(Figure record listings)

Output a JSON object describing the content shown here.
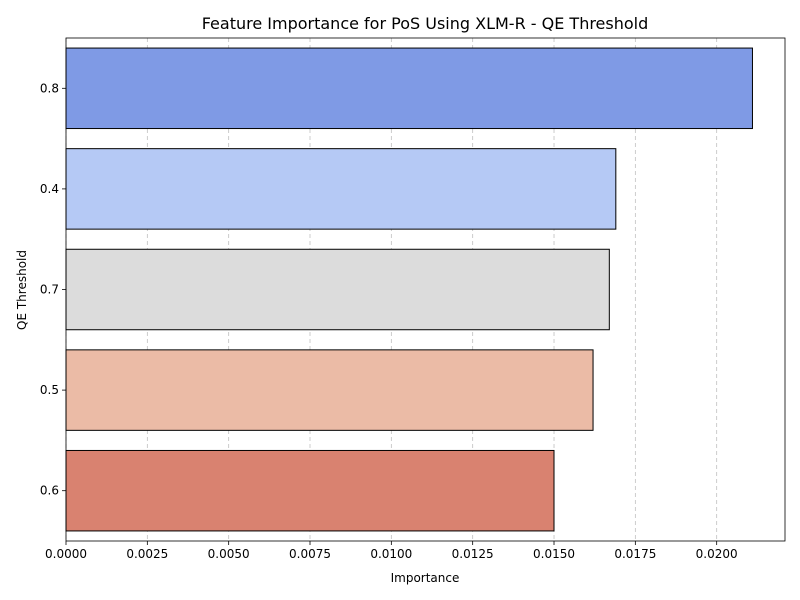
{
  "chart_data": {
    "type": "bar",
    "orientation": "horizontal",
    "title": "Feature Importance for PoS Using XLM-R - QE Threshold",
    "xlabel": "Importance",
    "ylabel": "QE Threshold",
    "categories": [
      "0.8",
      "0.4",
      "0.7",
      "0.5",
      "0.6"
    ],
    "values": [
      0.0211,
      0.0169,
      0.0167,
      0.0162,
      0.015
    ],
    "colors": [
      "#7f9ae5",
      "#b5c9f5",
      "#dcdcdc",
      "#ebbba6",
      "#d98270"
    ],
    "xlim": [
      0,
      0.0221
    ],
    "xticks": [
      "0.0000",
      "0.0025",
      "0.0050",
      "0.0075",
      "0.0100",
      "0.0125",
      "0.0150",
      "0.0175",
      "0.0200"
    ],
    "grid": {
      "x": true,
      "y": false,
      "style": "dashed"
    },
    "legend": "none"
  }
}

(Exercise directions) Each line that contains the string "Threshold" counts once; report how many such lines the entries have, giving only the number.

(Expected output) 2